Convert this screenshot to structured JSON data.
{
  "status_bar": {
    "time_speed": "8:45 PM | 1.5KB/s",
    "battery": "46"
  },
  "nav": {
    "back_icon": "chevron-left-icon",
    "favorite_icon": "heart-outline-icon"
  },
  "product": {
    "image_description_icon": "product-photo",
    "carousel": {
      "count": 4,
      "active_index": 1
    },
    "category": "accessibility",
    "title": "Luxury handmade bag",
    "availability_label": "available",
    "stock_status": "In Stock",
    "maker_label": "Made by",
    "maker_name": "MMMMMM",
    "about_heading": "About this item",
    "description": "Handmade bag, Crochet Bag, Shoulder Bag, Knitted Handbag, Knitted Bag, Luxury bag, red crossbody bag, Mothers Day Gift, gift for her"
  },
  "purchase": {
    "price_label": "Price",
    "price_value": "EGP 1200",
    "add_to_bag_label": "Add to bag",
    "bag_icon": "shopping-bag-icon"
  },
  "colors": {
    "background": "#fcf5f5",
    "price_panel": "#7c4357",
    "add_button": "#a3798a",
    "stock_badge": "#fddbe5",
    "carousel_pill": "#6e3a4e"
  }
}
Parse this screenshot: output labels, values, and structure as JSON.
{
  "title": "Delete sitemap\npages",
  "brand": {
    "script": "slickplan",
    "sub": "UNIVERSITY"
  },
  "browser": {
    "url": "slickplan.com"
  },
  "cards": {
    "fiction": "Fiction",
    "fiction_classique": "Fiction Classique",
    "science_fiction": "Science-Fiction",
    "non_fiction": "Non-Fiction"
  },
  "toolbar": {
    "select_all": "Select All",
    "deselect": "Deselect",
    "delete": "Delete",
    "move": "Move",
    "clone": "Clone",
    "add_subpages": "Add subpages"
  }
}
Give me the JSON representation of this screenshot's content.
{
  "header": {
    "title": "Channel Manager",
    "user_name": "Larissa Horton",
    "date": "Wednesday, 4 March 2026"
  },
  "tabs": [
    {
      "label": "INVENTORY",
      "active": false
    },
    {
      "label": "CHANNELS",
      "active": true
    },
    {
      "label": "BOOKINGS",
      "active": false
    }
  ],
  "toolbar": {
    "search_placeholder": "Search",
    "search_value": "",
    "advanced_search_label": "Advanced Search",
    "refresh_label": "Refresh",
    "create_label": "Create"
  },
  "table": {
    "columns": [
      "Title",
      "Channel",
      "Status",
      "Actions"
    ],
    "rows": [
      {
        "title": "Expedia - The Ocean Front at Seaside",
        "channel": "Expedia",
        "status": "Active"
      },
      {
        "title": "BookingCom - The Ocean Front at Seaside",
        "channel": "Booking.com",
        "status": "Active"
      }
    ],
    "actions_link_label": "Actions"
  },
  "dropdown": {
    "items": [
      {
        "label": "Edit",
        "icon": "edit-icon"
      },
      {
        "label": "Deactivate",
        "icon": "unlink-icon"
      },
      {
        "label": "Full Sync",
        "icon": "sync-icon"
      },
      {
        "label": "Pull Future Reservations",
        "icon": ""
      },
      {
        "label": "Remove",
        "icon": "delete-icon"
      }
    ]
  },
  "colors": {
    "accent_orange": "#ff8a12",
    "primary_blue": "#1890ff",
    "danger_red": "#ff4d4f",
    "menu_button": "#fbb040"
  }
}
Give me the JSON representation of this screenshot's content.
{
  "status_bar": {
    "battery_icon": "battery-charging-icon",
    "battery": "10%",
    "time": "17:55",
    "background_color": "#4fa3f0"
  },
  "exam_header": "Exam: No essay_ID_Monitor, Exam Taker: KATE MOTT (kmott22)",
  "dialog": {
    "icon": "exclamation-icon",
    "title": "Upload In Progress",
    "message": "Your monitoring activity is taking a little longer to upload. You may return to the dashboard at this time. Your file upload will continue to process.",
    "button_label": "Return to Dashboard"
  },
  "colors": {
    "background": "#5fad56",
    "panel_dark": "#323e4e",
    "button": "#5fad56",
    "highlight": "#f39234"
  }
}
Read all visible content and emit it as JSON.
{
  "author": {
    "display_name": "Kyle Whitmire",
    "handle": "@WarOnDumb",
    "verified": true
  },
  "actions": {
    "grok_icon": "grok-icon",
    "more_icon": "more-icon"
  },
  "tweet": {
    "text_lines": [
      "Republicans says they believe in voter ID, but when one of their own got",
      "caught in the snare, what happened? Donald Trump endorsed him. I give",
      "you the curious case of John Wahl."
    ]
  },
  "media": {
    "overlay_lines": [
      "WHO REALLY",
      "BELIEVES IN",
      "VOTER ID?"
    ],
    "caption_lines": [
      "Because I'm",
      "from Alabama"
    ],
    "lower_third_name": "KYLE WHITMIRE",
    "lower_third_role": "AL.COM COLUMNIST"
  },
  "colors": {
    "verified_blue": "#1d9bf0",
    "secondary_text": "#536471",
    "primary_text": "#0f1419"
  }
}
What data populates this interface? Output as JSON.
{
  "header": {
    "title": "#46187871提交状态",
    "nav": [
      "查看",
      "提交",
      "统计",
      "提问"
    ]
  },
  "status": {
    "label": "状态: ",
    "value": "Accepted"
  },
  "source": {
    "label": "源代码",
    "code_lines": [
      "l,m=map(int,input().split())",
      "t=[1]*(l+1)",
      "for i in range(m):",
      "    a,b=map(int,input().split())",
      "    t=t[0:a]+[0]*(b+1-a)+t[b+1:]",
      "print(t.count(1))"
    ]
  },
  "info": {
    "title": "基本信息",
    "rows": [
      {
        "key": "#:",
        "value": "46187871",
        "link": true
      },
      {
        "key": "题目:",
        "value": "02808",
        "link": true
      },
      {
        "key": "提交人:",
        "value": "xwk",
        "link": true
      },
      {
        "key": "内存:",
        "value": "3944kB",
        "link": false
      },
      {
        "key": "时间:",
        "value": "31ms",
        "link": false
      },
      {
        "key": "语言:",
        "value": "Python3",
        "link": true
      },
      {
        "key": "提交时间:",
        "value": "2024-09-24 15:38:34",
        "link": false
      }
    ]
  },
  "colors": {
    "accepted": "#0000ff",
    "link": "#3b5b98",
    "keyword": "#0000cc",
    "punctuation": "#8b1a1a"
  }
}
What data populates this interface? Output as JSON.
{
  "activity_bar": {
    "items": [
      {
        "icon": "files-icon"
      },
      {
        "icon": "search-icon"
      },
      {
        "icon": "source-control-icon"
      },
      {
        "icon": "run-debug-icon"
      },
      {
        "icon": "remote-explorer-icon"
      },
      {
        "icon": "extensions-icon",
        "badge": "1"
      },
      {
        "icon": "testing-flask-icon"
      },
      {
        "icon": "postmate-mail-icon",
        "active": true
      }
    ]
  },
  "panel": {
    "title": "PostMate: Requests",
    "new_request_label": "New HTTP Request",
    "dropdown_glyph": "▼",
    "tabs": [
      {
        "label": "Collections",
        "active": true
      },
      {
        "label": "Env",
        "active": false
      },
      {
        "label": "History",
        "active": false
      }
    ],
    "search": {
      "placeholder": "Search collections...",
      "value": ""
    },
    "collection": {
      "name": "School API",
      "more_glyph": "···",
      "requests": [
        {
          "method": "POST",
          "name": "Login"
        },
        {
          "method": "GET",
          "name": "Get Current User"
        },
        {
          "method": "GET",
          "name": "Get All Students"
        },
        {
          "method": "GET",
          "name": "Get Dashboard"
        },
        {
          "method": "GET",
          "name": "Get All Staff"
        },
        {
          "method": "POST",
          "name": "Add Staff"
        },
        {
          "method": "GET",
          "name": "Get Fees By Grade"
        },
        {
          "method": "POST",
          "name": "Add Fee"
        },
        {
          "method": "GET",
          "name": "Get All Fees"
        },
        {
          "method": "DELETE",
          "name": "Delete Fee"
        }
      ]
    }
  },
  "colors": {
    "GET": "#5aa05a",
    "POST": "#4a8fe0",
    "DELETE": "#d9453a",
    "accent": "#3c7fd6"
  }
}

------------------------------------------------

_What is required_
Find every line that holds "product" and copy it.

_Response to this task_
  "product": {
    "image_description_icon": "product-photo",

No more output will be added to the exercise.